======== DATA SUPPLIED ========
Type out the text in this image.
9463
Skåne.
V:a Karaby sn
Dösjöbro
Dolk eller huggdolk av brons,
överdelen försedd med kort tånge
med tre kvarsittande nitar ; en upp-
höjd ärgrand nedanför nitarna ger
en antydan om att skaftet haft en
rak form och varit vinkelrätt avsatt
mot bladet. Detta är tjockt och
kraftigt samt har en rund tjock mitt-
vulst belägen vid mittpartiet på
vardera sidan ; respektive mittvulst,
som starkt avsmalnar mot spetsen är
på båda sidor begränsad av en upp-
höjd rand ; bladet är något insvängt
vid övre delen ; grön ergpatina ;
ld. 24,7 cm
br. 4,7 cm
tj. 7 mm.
========
STATED TASK.
Show the lines that mention the word "bladet".

EXPECTED ANSWER.
mot bladet. Detta är tjockt och
höjd rand ; bladet är något insvängt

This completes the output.